● **DATA SECTION**
__________________________________________________

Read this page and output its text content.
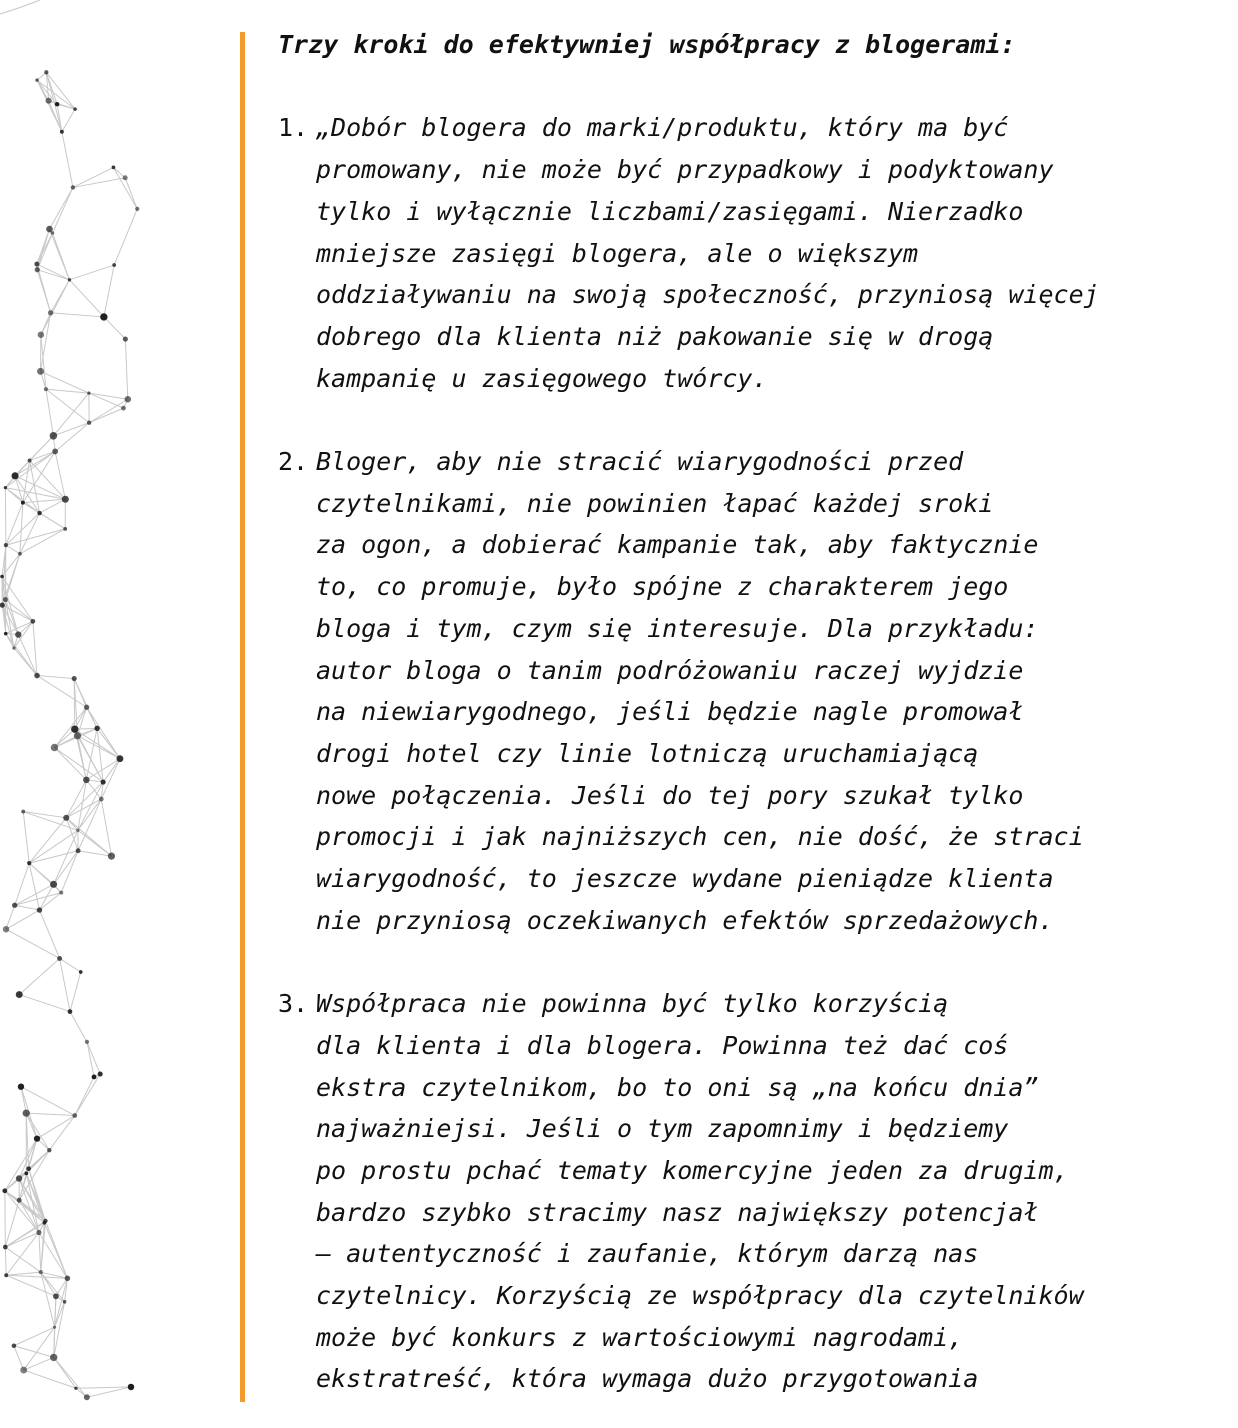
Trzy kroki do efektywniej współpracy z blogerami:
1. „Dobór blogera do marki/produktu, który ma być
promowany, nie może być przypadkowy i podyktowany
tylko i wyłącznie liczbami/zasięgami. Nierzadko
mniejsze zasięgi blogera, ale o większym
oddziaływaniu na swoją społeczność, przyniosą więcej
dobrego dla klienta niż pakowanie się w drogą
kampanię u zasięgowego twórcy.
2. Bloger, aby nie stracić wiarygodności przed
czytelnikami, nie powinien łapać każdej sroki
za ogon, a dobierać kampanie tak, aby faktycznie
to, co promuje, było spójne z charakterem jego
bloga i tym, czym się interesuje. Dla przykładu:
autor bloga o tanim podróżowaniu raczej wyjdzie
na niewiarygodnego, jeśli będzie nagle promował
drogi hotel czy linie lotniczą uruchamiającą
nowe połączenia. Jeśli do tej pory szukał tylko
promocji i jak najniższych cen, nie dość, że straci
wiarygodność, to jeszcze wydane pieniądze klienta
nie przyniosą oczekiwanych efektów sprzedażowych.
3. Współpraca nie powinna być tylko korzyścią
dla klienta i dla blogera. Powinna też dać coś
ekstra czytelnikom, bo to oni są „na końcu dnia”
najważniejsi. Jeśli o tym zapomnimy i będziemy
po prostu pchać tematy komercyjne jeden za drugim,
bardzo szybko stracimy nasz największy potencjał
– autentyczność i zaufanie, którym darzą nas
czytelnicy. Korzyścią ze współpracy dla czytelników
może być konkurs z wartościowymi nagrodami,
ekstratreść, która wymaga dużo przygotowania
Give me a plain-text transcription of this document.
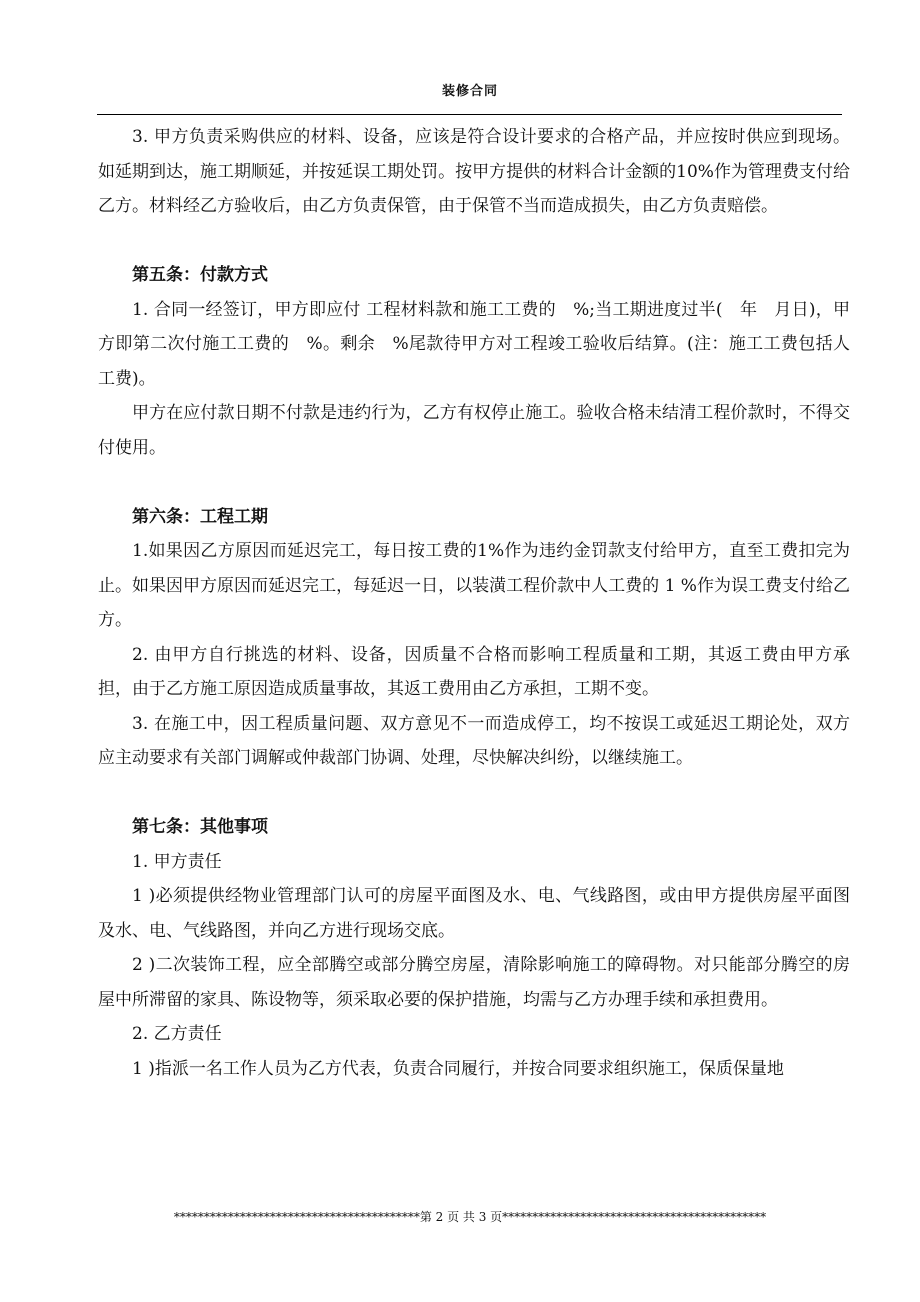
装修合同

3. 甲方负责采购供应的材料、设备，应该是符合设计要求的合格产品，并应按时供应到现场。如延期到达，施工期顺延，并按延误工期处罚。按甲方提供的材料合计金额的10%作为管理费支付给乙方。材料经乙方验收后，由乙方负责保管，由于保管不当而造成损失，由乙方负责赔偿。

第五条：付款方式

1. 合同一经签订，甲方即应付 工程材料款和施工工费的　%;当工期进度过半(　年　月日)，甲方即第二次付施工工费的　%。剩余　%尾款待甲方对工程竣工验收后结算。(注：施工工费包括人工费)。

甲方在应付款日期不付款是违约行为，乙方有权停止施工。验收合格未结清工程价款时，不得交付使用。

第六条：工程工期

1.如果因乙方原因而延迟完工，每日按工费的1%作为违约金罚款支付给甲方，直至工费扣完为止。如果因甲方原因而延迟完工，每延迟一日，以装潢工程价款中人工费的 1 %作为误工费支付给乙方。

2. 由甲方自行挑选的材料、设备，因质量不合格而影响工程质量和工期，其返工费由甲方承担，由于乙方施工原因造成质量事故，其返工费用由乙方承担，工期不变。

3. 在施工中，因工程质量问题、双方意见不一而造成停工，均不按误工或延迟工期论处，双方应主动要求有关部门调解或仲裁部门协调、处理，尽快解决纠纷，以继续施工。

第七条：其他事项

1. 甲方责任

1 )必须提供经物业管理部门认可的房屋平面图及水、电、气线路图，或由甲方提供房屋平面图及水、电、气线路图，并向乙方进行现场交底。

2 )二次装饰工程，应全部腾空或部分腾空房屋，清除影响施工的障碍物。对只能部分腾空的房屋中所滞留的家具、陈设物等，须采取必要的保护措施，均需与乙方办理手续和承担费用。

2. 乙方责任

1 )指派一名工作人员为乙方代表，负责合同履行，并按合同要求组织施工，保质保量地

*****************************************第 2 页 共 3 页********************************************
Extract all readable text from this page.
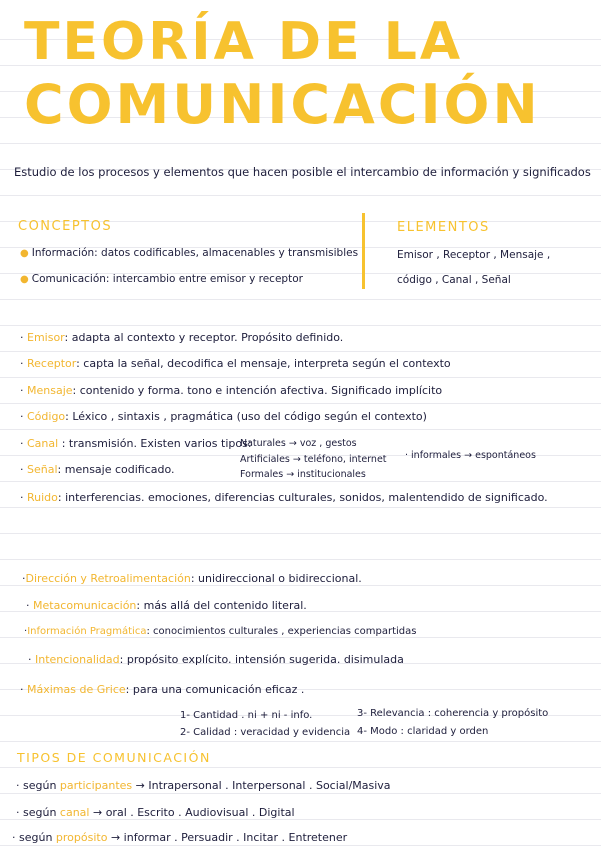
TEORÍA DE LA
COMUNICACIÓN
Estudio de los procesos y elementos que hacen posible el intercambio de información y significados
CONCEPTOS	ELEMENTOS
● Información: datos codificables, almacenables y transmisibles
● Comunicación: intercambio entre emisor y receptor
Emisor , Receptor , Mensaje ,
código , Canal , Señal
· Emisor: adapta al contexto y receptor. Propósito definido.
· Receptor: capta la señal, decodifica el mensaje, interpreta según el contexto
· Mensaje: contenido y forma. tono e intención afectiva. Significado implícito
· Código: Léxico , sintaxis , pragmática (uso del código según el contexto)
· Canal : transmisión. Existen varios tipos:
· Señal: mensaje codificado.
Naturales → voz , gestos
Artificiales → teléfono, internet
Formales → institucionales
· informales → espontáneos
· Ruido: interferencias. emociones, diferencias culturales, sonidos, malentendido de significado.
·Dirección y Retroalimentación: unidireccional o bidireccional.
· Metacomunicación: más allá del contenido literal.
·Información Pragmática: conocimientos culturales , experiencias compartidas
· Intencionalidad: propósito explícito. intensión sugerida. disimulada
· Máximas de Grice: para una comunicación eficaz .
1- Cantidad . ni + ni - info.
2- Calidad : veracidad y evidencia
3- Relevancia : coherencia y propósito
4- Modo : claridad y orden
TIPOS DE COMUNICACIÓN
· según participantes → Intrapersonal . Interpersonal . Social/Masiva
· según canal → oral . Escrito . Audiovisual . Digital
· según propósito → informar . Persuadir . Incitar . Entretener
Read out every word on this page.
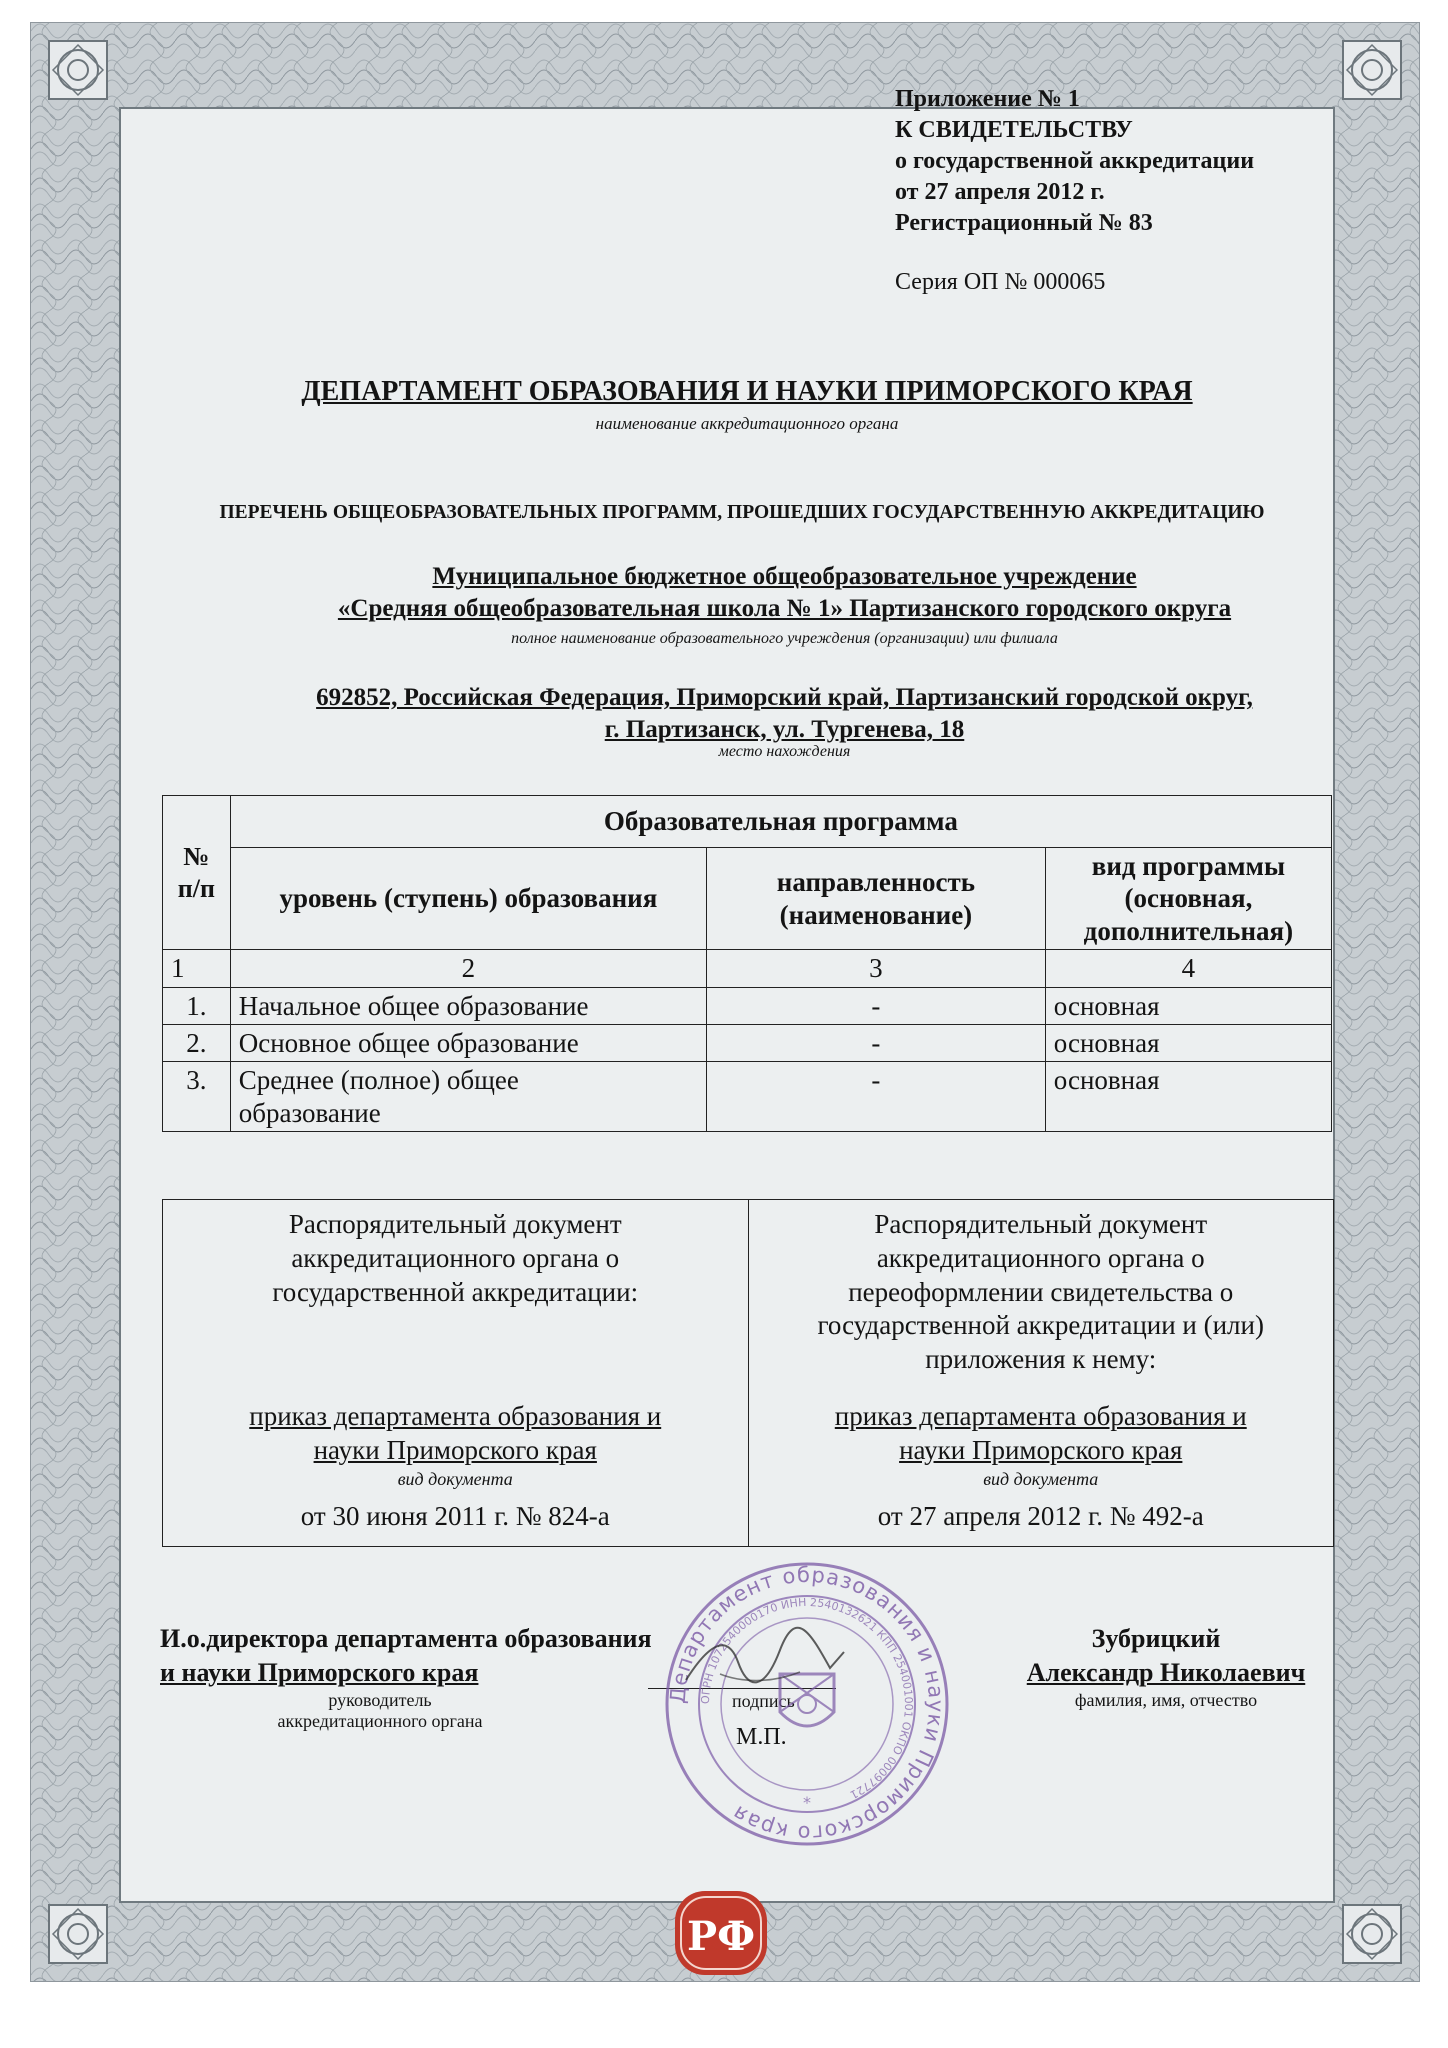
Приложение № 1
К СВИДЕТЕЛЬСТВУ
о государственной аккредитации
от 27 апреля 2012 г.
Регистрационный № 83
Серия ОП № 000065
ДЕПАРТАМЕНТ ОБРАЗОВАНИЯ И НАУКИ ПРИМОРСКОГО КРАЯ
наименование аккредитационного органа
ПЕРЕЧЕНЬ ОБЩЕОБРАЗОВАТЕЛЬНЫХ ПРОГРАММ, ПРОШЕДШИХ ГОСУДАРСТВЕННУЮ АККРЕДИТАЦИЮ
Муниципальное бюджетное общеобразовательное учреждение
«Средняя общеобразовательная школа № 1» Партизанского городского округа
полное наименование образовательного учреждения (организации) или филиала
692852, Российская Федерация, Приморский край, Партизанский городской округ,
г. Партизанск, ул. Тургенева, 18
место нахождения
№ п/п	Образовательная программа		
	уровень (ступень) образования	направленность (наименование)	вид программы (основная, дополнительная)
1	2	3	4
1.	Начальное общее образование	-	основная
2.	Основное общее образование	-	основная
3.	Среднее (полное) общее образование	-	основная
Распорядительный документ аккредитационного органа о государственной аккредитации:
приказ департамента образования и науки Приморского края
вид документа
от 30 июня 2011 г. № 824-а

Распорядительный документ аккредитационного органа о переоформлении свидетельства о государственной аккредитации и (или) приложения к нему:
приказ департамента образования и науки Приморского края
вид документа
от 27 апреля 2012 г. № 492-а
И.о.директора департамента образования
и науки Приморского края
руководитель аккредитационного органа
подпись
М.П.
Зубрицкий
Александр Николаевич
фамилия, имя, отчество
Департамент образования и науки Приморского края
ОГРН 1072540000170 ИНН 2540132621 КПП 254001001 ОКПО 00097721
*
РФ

__________________________________________________

● **AIM**
Gather every line from the listing above in which "Распорядительный" appears, and copy those lines.

● **OUTPUT OF THE TASK**
Распорядительный документ аккредитационного органа о государственной аккредитации:
Распорядительный документ аккредитационного органа о переоформлении свидетельства о государственной аккредитации и (или) приложения к нему:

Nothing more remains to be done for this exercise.